# Aim of the exercise
Wherever the string "management" appears in the listing, copy that line.

Figure data in JSON
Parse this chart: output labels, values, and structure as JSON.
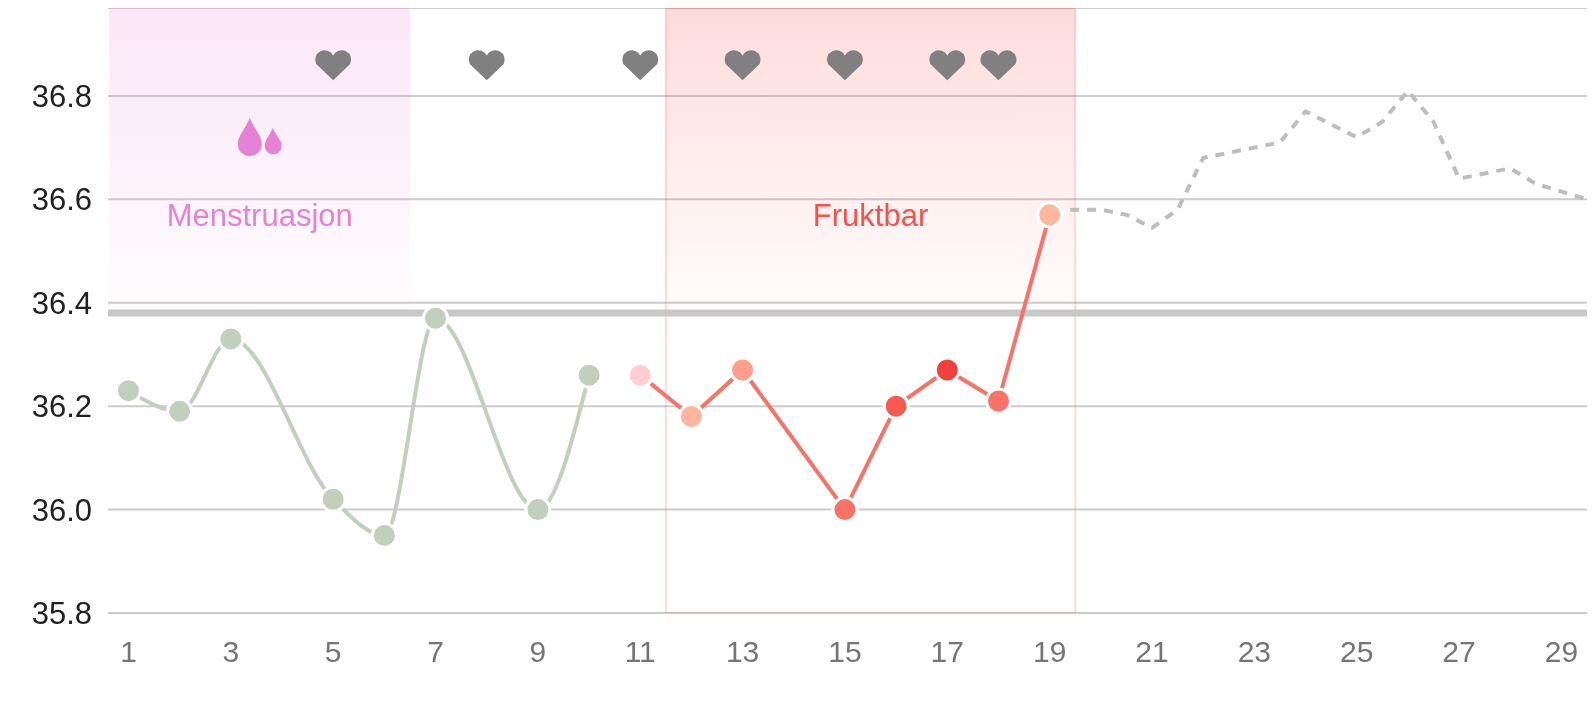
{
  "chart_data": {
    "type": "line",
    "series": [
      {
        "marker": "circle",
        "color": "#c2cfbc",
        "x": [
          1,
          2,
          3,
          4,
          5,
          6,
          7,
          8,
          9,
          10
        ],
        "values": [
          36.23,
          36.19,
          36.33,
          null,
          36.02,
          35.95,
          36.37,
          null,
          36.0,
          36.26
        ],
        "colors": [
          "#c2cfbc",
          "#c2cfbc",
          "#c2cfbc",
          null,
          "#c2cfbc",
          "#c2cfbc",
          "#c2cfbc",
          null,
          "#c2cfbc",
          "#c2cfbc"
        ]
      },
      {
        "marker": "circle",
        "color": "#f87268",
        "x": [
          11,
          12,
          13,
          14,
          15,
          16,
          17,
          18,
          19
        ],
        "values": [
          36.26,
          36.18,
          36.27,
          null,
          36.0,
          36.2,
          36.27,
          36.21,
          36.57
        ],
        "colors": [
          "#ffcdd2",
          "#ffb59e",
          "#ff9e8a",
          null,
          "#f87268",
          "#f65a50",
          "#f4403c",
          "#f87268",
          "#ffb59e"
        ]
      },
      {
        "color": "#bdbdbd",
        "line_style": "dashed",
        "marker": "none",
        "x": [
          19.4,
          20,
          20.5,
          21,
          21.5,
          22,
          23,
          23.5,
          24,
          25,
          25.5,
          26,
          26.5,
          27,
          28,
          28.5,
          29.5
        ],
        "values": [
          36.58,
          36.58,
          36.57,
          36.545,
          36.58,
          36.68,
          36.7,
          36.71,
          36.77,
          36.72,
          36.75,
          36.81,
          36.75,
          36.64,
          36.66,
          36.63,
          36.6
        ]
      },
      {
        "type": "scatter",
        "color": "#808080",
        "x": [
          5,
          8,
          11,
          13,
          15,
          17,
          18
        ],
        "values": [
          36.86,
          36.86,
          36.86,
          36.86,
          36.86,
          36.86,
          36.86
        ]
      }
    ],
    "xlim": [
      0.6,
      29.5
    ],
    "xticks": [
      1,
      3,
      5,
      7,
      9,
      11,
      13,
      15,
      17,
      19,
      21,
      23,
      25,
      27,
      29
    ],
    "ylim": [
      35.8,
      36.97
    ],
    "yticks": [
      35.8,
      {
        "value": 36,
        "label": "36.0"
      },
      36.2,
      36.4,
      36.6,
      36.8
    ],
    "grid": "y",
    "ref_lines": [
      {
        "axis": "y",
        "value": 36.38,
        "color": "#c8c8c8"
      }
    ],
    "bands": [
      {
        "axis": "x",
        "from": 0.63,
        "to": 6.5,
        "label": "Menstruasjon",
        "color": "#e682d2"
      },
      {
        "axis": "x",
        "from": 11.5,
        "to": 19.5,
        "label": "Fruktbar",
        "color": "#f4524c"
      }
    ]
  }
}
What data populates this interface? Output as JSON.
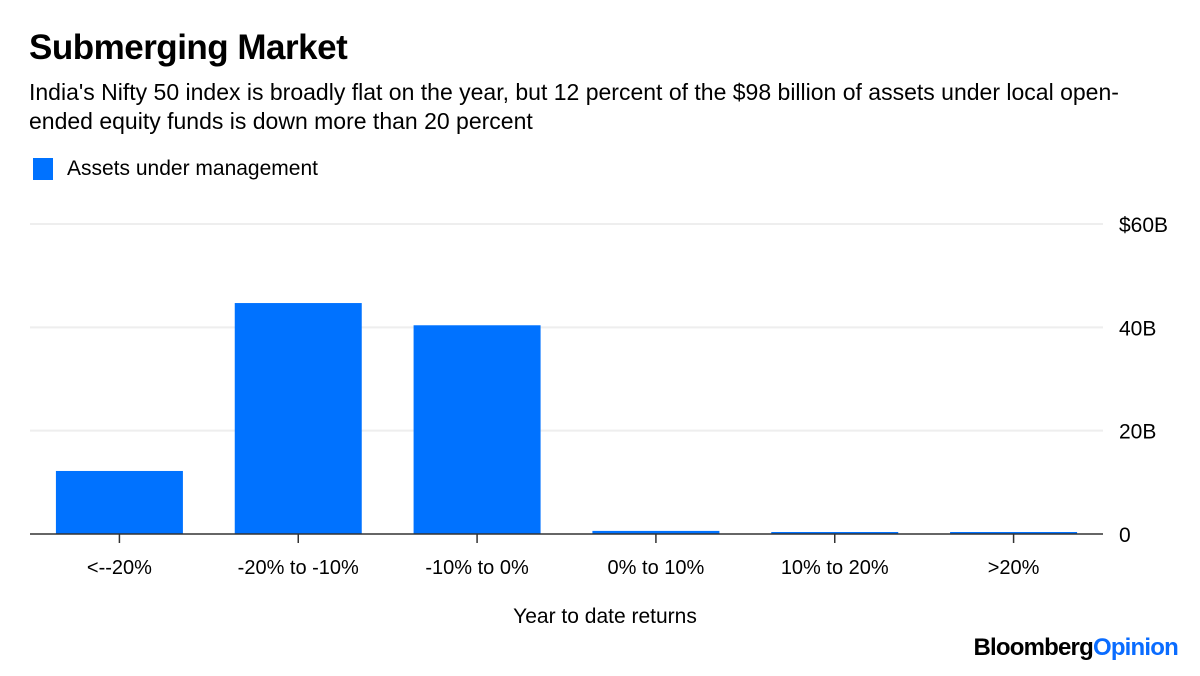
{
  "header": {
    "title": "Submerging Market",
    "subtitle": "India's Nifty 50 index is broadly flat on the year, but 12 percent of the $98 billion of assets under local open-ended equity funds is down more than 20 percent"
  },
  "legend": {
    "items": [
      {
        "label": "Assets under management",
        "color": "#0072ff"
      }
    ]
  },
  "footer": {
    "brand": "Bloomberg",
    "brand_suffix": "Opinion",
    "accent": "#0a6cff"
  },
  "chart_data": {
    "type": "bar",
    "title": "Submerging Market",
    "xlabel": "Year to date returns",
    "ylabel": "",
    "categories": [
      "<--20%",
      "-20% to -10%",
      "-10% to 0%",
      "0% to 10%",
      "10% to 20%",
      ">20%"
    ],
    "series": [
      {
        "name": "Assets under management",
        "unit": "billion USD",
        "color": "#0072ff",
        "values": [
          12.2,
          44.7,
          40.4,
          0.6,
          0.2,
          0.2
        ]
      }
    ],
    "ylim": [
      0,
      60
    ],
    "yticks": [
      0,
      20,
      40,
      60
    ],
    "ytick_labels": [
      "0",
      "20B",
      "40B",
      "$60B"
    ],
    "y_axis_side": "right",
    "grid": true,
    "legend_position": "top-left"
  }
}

# Exercise result
        "label": "Assets under management",
        "name": "Assets under management",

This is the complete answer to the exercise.